**Problem statement**
Reproduce the data that follows in its entirety, character for character.

>> begin

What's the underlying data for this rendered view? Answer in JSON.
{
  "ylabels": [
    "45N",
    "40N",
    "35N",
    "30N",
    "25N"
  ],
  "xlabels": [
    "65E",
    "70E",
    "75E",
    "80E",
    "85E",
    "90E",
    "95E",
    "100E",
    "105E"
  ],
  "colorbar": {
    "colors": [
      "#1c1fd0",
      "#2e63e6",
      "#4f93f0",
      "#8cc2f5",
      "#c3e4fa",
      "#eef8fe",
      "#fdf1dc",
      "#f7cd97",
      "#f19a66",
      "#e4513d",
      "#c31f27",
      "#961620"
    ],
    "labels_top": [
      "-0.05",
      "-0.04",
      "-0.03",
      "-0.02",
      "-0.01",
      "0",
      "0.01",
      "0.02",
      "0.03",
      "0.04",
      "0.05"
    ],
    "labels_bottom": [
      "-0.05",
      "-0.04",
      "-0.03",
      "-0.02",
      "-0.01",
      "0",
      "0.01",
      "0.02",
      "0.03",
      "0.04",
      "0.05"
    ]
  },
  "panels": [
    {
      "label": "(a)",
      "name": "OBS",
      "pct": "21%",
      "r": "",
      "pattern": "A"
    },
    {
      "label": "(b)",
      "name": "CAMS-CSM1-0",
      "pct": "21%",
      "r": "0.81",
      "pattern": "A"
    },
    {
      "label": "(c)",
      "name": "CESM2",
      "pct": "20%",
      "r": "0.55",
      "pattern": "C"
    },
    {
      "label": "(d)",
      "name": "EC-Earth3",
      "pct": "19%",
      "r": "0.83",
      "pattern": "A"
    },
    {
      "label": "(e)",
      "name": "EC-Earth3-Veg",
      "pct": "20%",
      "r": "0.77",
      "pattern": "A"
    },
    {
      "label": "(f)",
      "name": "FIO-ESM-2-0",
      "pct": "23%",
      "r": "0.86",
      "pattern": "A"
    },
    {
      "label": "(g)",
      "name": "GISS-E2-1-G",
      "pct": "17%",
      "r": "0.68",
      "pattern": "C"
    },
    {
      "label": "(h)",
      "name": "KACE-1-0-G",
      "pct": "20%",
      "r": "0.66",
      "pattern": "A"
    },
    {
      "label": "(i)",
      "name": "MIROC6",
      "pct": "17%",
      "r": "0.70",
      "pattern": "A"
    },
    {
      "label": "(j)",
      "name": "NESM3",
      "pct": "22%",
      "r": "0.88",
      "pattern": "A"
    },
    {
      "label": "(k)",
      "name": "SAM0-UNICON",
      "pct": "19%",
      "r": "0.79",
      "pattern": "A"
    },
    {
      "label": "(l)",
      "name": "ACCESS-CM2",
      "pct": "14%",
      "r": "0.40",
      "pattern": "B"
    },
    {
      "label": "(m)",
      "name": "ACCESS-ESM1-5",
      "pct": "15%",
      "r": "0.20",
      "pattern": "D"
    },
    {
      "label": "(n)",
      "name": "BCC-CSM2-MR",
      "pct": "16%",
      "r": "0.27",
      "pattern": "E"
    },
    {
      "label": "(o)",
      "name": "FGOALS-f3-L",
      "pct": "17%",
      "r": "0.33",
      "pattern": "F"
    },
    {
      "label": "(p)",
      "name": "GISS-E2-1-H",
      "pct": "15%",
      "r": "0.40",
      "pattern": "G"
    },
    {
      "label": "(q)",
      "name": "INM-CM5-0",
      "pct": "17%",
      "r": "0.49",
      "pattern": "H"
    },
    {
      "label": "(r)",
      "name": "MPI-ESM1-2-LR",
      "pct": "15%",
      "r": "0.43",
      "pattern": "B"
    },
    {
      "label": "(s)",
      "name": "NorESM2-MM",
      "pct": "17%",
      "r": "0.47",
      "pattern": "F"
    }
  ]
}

>> end

**Response to this exercise**
What's the underlying data for this rendered view? Answer in JSON.
{
  "ylabels": [
    "45N",
    "40N",
    "35N",
    "30N",
    "25N"
  ],
  "xlabels": [
    "65E",
    "70E",
    "75E",
    "80E",
    "85E",
    "90E",
    "95E",
    "100E",
    "105E"
  ],
  "colorbar": {
    "colors": [
      "#1c1fd0",
      "#2e63e6",
      "#4f93f0",
      "#8cc2f5",
      "#c3e4fa",
      "#eef8fe",
      "#fdf1dc",
      "#f7cd97",
      "#f19a66",
      "#e4513d",
      "#c31f27",
      "#961620"
    ],
    "labels_top": [
      "-0.05",
      "-0.04",
      "-0.03",
      "-0.02",
      "-0.01",
      "0",
      "0.01",
      "0.02",
      "0.03",
      "0.04",
      "0.05"
    ],
    "labels_bottom": [
      "-0.05",
      "-0.04",
      "-0.03",
      "-0.02",
      "-0.01",
      "0",
      "0.01",
      "0.02",
      "0.03",
      "0.04",
      "0.05"
    ]
  },
  "panels": [
    {
      "label": "(a)",
      "name": "OBS",
      "pct": "21%",
      "r": "",
      "pattern": "A"
    },
    {
      "label": "(b)",
      "name": "CAMS-CSM1-0",
      "pct": "21%",
      "r": "0.81",
      "pattern": "A"
    },
    {
      "label": "(c)",
      "name": "CESM2",
      "pct": "20%",
      "r": "0.55",
      "pattern": "C"
    },
    {
      "label": "(d)",
      "name": "EC-Earth3",
      "pct": "19%",
      "r": "0.83",
      "pattern": "A"
    },
    {
      "label": "(e)",
      "name": "EC-Earth3-Veg",
      "pct": "20%",
      "r": "0.77",
      "pattern": "A"
    },
    {
      "label": "(f)",
      "name": "FIO-ESM-2-0",
      "pct": "23%",
      "r": "0.86",
      "pattern": "A"
    },
    {
      "label": "(g)",
      "name": "GISS-E2-1-G",
      "pct": "17%",
      "r": "0.68",
      "pattern": "C"
    },
    {
      "label": "(h)",
      "name": "KACE-1-0-G",
      "pct": "20%",
      "r": "0.66",
      "pattern": "A"
    },
    {
      "label": "(i)",
      "name": "MIROC6",
      "pct": "17%",
      "r": "0.70",
      "pattern": "A"
    },
    {
      "label": "(j)",
      "name": "NESM3",
      "pct": "22%",
      "r": "0.88",
      "pattern": "A"
    },
    {
      "label": "(k)",
      "name": "SAM0-UNICON",
      "pct": "19%",
      "r": "0.79",
      "pattern": "A"
    },
    {
      "label": "(l)",
      "name": "ACCESS-CM2",
      "pct": "14%",
      "r": "0.40",
      "pattern": "B"
    },
    {
      "label": "(m)",
      "name": "ACCESS-ESM1-5",
      "pct": "15%",
      "r": "0.20",
      "pattern": "D"
    },
    {
      "label": "(n)",
      "name": "BCC-CSM2-MR",
      "pct": "16%",
      "r": "0.27",
      "pattern": "E"
    },
    {
      "label": "(o)",
      "name": "FGOALS-f3-L",
      "pct": "17%",
      "r": "0.33",
      "pattern": "F"
    },
    {
      "label": "(p)",
      "name": "GISS-E2-1-H",
      "pct": "15%",
      "r": "0.40",
      "pattern": "G"
    },
    {
      "label": "(q)",
      "name": "INM-CM5-0",
      "pct": "17%",
      "r": "0.49",
      "pattern": "H"
    },
    {
      "label": "(r)",
      "name": "MPI-ESM1-2-LR",
      "pct": "15%",
      "r": "0.43",
      "pattern": "B"
    },
    {
      "label": "(s)",
      "name": "NorESM2-MM",
      "pct": "17%",
      "r": "0.47",
      "pattern": "F"
    }
  ]
}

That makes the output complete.